Required work
Pictures do not belong in the copy; quote every entry below exactly.

*** Provided information

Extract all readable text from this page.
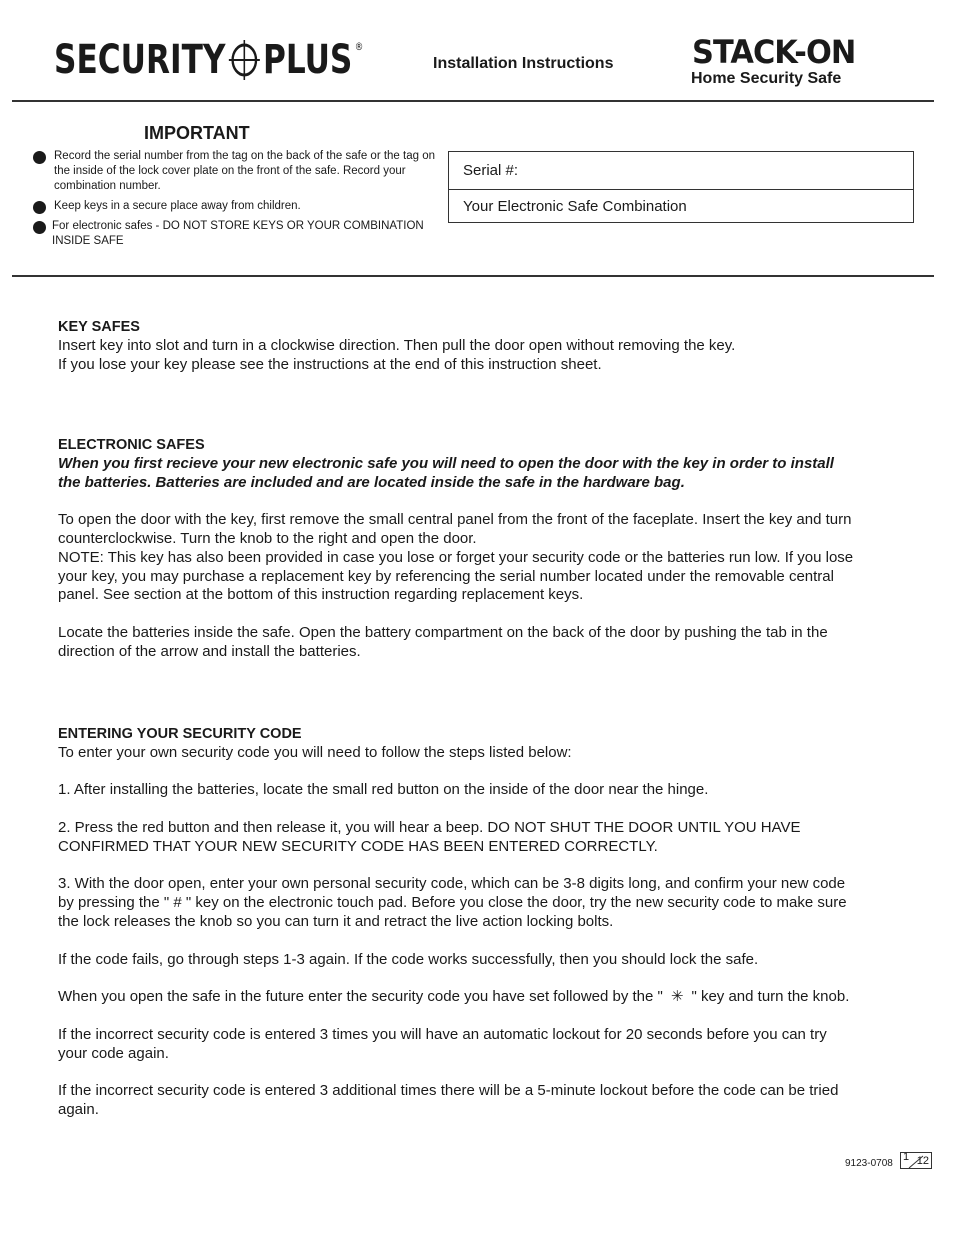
SECURITY PLUS ®
Installation Instructions STACK-ON
Home Security Safe
IMPORTANT
Record the serial number from the tag on the back of the safe or the tag on the inside of the lock cover plate on the front of the safe. Record your combination number.
Keep keys in a secure place away from children.
For electronic safes - DO NOT STORE KEYS OR YOUR COMBINATION INSIDE SAFE
Serial #:
Your Electronic Safe Combination

KEY SAFES

Insert key into slot and turn in a clockwise direction. Then pull the door open without removing the key.

If you lose your key please see the instructions at the end of this instruction sheet.

ELECTRONIC SAFES

When you first recieve your new electronic safe you will need to open the door with the key in order to install the batteries. Batteries are included and are located inside the safe in the hardware bag.

To open the door with the key, first remove the small central panel from the front of the faceplate. Insert the key and turn counterclockwise. Turn the knob to the right and open the door.

NOTE: This key has also been provided in case you lose or forget your security code or the batteries run low. If you lose your key, you may purchase a replacement key by referencing the serial number located under the removable central panel. See section at the bottom of this instruction regarding replacement keys.

Locate the batteries inside the safe. Open the battery compartment on the back of the door by pushing the tab in the direction of the arrow and install the batteries.

ENTERING YOUR SECURITY CODE

To enter your own security code you will need to follow the steps listed below:

1. After installing the batteries, locate the small red button on the inside of the door near the hinge.

2. Press the red button and then release it, you will hear a beep. DO NOT SHUT THE DOOR UNTIL YOU HAVE CONFIRMED THAT YOUR NEW SECURITY CODE HAS BEEN ENTERED CORRECTLY.

3. With the door open, enter your own personal security code, which can be 3-8 digits long, and confirm your new code by pressing the " # " key on the electronic touch pad. Before you close the door, try the new security code to make sure the lock releases the knob so you can turn it and retract the live action locking bolts.

If the code fails, go through steps 1-3 again. If the code works successfully, then you should lock the safe.

When you open the safe in the future enter the security code you have set followed by the " ✳ " key and turn the knob.

If the incorrect security code is entered 3 times you will have an automatic lockout for 20 seconds before you can try your code again.

If the incorrect security code is entered 3 additional times there will be a 5-minute lockout before the code can be tried again.

9123-0708
1 12
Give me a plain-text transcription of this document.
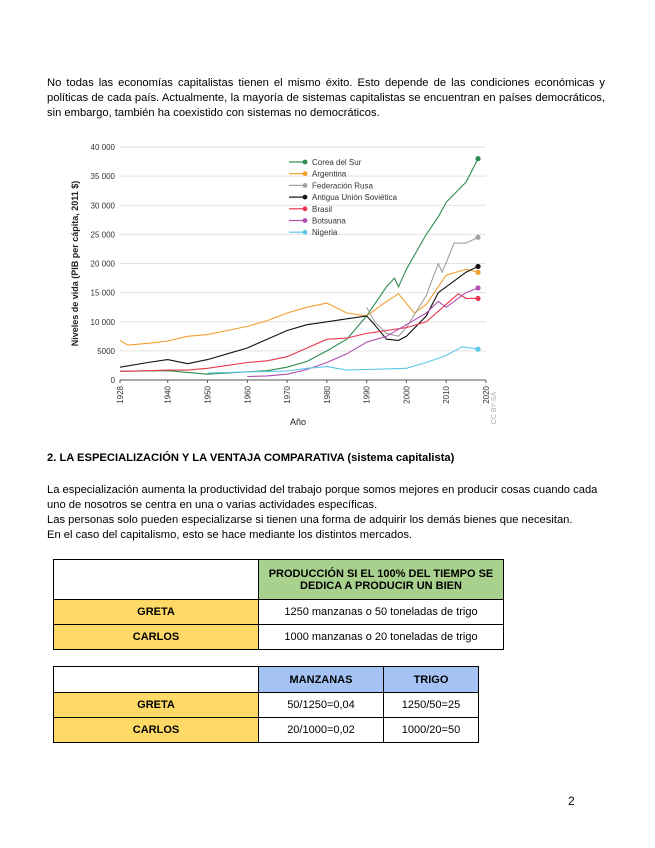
No todas las economías capitalistas tienen el mismo éxito. Esto depende de las condiciones económicas y políticas de cada país. Actualmente, la mayoría de sistemas capitalistas se encuentran en países democráticos, sin embargo, también ha coexistido con sistemas no democráticos.
0
5000
10 000
15 000
20 000
25 000
30 000
35 000
40 000
1928	1940	1950	1960	1970	1980	1990	2000	2010	2020
Año
Niveles de vida (PIB per cápita, 2011 $)
Corea del Sur
Argentina
Federación Rusa
Antigua Unión Soviética
Brasil
Botsuana
Nigeria
CC BY-SA
2. LA ESPECIALIZACIÓN Y LA VENTAJA COMPARATIVA (sistema capitalista)

La especialización aumenta la productividad del trabajo porque somos mejores en producir cosas cuando cada uno de nosotros se centra en una o varias actividades específicas.

Las personas solo pueden especializarse si tienen una forma de adquirir los demás bienes que necesitan.

En el caso del capitalismo, esto se hace mediante los distintos mercados.

	PRODUCCIÓN SI EL 100% DEL TIEMPO SE DEDICA A PRODUCIR UN BIEN
GRETA	1250 manzanas o 50 toneladas de trigo
CARLOS	1000 manzanas o 20 toneladas de trigo
	MANZANAS	TRIGO
GRETA	50/1250=0,04	1250/50=25
CARLOS	20/1000=0,02	1000/20=50
2
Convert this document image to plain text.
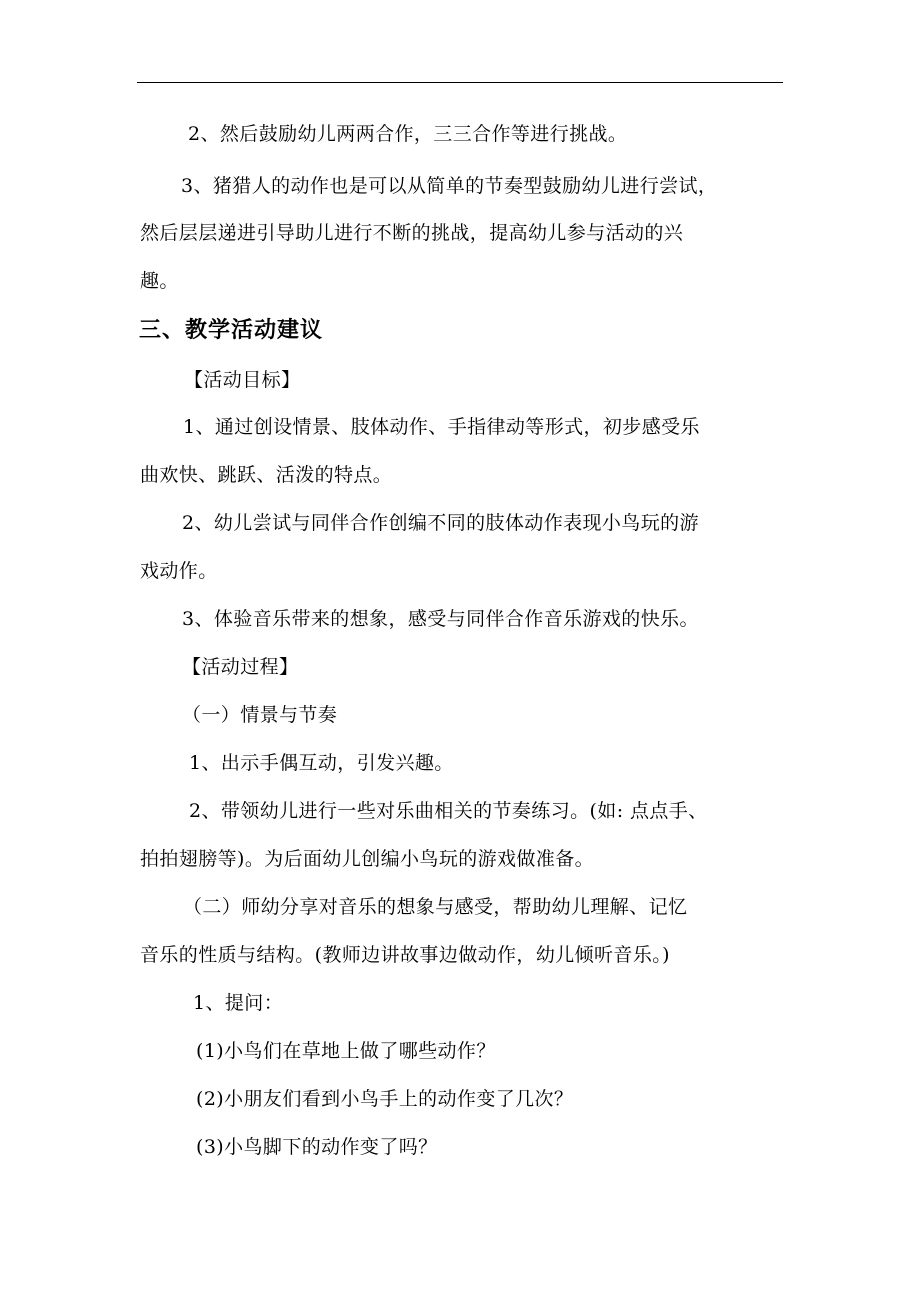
2、然后鼓励幼儿两两合作，三三合作等进行挑战。
3、猪猎人的动作也是可以从简单的节奏型鼓励幼儿进行尝试，
然后层层递进引导助儿进行不断的挑战，提高幼儿参与活动的兴
趣。
三、教学活动建议
【活动目标】
1、通过创设情景、肢体动作、手指律动等形式，初步感受乐
曲欢快、跳跃、活泼的特点。
2、幼儿尝试与同伴合作创编不同的肢体动作表现小鸟玩的游
戏动作。
3、体验音乐带来的想象，感受与同伴合作音乐游戏的快乐。
【活动过程】
（一）情景与节奏
1、出示手偶互动，引发兴趣。
2、带领幼儿进行一些对乐曲相关的节奏练习。(如: 点点手、
拍拍翅膀等)。为后面幼儿创编小鸟玩的游戏做准备。
（二）师幼分享对音乐的想象与感受，帮助幼儿理解、记忆
音乐的性质与结构。(教师边讲故事边做动作，幼儿倾听音乐。)
1、提问：
(1)小鸟们在草地上做了哪些动作？
(2)小朋友们看到小鸟手上的动作变了几次？
(3)小鸟脚下的动作变了吗？
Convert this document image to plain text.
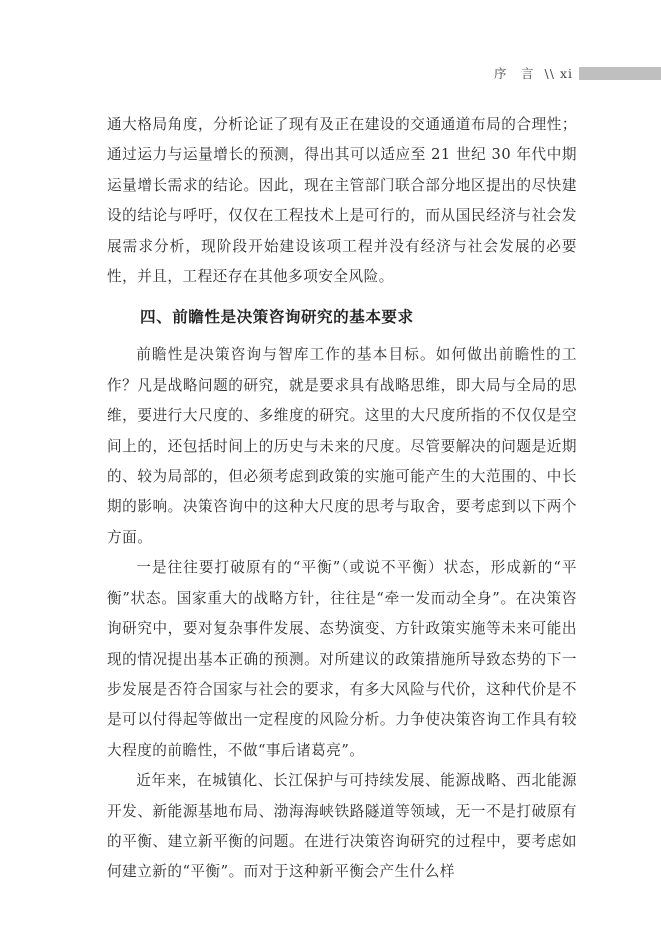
序　言 \\ xi

通大格局角度，分析论证了现有及正在建设的交通通道布局的合理性；通过运力与运量增长的预测，得出其可以适应至 21 世纪 30 年代中期运量增长需求的结论。因此，现在主管部门联合部分地区提出的尽快建设的结论与呼吁，仅仅在工程技术上是可行的，而从国民经济与社会发展需求分析，现阶段开始建设该项工程并没有经济与社会发展的必要性，并且，工程还存在其他多项安全风险。

四、前瞻性是决策咨询研究的基本要求

前瞻性是决策咨询与智库工作的基本目标。如何做出前瞻性的工作？凡是战略问题的研究，就是要求具有战略思维，即大局与全局的思维，要进行大尺度的、多维度的研究。这里的大尺度所指的不仅仅是空间上的，还包括时间上的历史与未来的尺度。尽管要解决的问题是近期的、较为局部的，但必须考虑到政策的实施可能产生的大范围的、中长期的影响。决策咨询中的这种大尺度的思考与取舍，要考虑到以下两个方面。

一是往往要打破原有的“平衡”（或说不平衡）状态，形成新的“平衡”状态。国家重大的战略方针，往往是“牵一发而动全身”。在决策咨询研究中，要对复杂事件发展、态势演变、方针政策实施等未来可能出现的情况提出基本正确的预测。对所建议的政策措施所导致态势的下一步发展是否符合国家与社会的要求，有多大风险与代价，这种代价是不是可以付得起等做出一定程度的风险分析。力争使决策咨询工作具有较大程度的前瞻性，不做“事后诸葛亮”。

近年来，在城镇化、长江保护与可持续发展、能源战略、西北能源开发、新能源基地布局、渤海海峡铁路隧道等领域，无一不是打破原有的平衡、建立新平衡的问题。在进行决策咨询研究的过程中，要考虑如何建立新的“平衡”。而对于这种新平衡会产生什么样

******

Written response
Extract all readable text from this page.
SECURITY PLUS ®
Installation Instructions STACK-ON
Home Security Safe
IMPORTANT
Record the serial number from the tag on the back of the safe or the tag on the inside of the lock cover plate on the front of the safe. Record your combination number.
Keep keys in a secure place away from children.
For electronic safes - DO NOT STORE KEYS OR YOUR COMBINATION INSIDE SAFE
Serial #:
Your Electronic Safe Combination

KEY SAFES

Insert key into slot and turn in a clockwise direction. Then pull the door open without removing the key.

If you lose your key please see the instructions at the end of this instruction sheet.

ELECTRONIC SAFES

When you first recieve your new electronic safe you will need to open the door with the key in order to install the batteries. Batteries are included and are located inside the safe in the hardware bag.

To open the door with the key, first remove the small central panel from the front of the faceplate. Insert the key and turn counterclockwise. Turn the knob to the right and open the door.

NOTE: This key has also been provided in case you lose or forget your security code or the batteries run low. If you lose your key, you may purchase a replacement key by referencing the serial number located under the removable central panel. See section at the bottom of this instruction regarding replacement keys.

Locate the batteries inside the safe. Open the battery compartment on the back of the door by pushing the tab in the direction of the arrow and install the batteries.

ENTERING YOUR SECURITY CODE

To enter your own security code you will need to follow the steps listed below:

1. After installing the batteries, locate the small red button on the inside of the door near the hinge.

2. Press the red button and then release it, you will hear a beep. DO NOT SHUT THE DOOR UNTIL YOU HAVE CONFIRMED THAT YOUR NEW SECURITY CODE HAS BEEN ENTERED CORRECTLY.

3. With the door open, enter your own personal security code, which can be 3-8 digits long, and confirm your new code by pressing the " # " key on the electronic touch pad. Before you close the door, try the new security code to make sure the lock releases the knob so you can turn it and retract the live action locking bolts.

If the code fails, go through steps 1-3 again. If the code works successfully, then you should lock the safe.

When you open the safe in the future enter the security code you have set followed by the " ✳ " key and turn the knob.

If the incorrect security code is entered 3 times you will have an automatic lockout for 20 seconds before you can try your code again.

If the incorrect security code is entered 3 additional times there will be a 5-minute lockout before the code can be tried again.

9123-0708
1 12
Give me a plain-text transcription of this document.
No todas las economías capitalistas tienen el mismo éxito. Esto depende de las condiciones económicas y políticas de cada país. Actualmente, la mayoría de sistemas capitalistas se encuentran en países democráticos, sin embargo, también ha coexistido con sistemas no democráticos.
0
5000
10 000
15 000
20 000
25 000
30 000
35 000
40 000
1928	1940	1950	1960	1970	1980	1990	2000	2010	2020
Año
Niveles de vida (PIB per cápita, 2011 $)
Corea del Sur
Argentina
Federación Rusa
Antigua Unión Soviética
Brasil
Botsuana
Nigeria
CC BY-SA
2. LA ESPECIALIZACIÓN Y LA VENTAJA COMPARATIVA (sistema capitalista)

La especialización aumenta la productividad del trabajo porque somos mejores en producir cosas cuando cada uno de nosotros se centra en una o varias actividades específicas.

Las personas solo pueden especializarse si tienen una forma de adquirir los demás bienes que necesitan.

En el caso del capitalismo, esto se hace mediante los distintos mercados.

	PRODUCCIÓN SI EL 100% DEL TIEMPO SE DEDICA A PRODUCIR UN BIEN
GRETA	1250 manzanas o 50 toneladas de trigo
CARLOS	1000 manzanas o 20 toneladas de trigo
	MANZANAS	TRIGO
GRETA	50/1250=0,04	1250/50=25
CARLOS	20/1000=0,02	1000/20=50
2
Convert this document image to plain text.
2、然后鼓励幼儿两两合作，三三合作等进行挑战。
3、猪猎人的动作也是可以从简单的节奏型鼓励幼儿进行尝试，
然后层层递进引导助儿进行不断的挑战，提高幼儿参与活动的兴
趣。
三、教学活动建议
【活动目标】
1、通过创设情景、肢体动作、手指律动等形式，初步感受乐
曲欢快、跳跃、活泼的特点。
2、幼儿尝试与同伴合作创编不同的肢体动作表现小鸟玩的游
戏动作。
3、体验音乐带来的想象，感受与同伴合作音乐游戏的快乐。
【活动过程】
（一）情景与节奏
1、出示手偶互动，引发兴趣。
2、带领幼儿进行一些对乐曲相关的节奏练习。(如: 点点手、
拍拍翅膀等)。为后面幼儿创编小鸟玩的游戏做准备。
（二）师幼分享对音乐的想象与感受，帮助幼儿理解、记忆
音乐的性质与结构。(教师边讲故事边做动作，幼儿倾听音乐。)
1、提问：
(1)小鸟们在草地上做了哪些动作？
(2)小朋友们看到小鸟手上的动作变了几次？
(3)小鸟脚下的动作变了吗？
Convert this document image to plain text.
序　言 \\ xi

通大格局角度，分析论证了现有及正在建设的交通通道布局的合理性；通过运力与运量增长的预测，得出其可以适应至 21 世纪 30 年代中期运量增长需求的结论。因此，现在主管部门联合部分地区提出的尽快建设的结论与呼吁，仅仅在工程技术上是可行的，而从国民经济与社会发展需求分析，现阶段开始建设该项工程并没有经济与社会发展的必要性，并且，工程还存在其他多项安全风险。

四、前瞻性是决策咨询研究的基本要求

前瞻性是决策咨询与智库工作的基本目标。如何做出前瞻性的工作？凡是战略问题的研究，就是要求具有战略思维，即大局与全局的思维，要进行大尺度的、多维度的研究。这里的大尺度所指的不仅仅是空间上的，还包括时间上的历史与未来的尺度。尽管要解决的问题是近期的、较为局部的，但必须考虑到政策的实施可能产生的大范围的、中长期的影响。决策咨询中的这种大尺度的思考与取舍，要考虑到以下两个方面。

一是往往要打破原有的“平衡”（或说不平衡）状态，形成新的“平衡”状态。国家重大的战略方针，往往是“牵一发而动全身”。在决策咨询研究中，要对复杂事件发展、态势演变、方针政策实施等未来可能出现的情况提出基本正确的预测。对所建议的政策措施所导致态势的下一步发展是否符合国家与社会的要求，有多大风险与代价，这种代价是不是可以付得起等做出一定程度的风险分析。力争使决策咨询工作具有较大程度的前瞻性，不做“事后诸葛亮”。

近年来，在城镇化、长江保护与可持续发展、能源战略、西北能源开发、新能源基地布局、渤海海峡铁路隧道等领域，无一不是打破原有的平衡、建立新平衡的问题。在进行决策咨询研究的过程中，要考虑如何建立新的“平衡”。而对于这种新平衡会产生什么样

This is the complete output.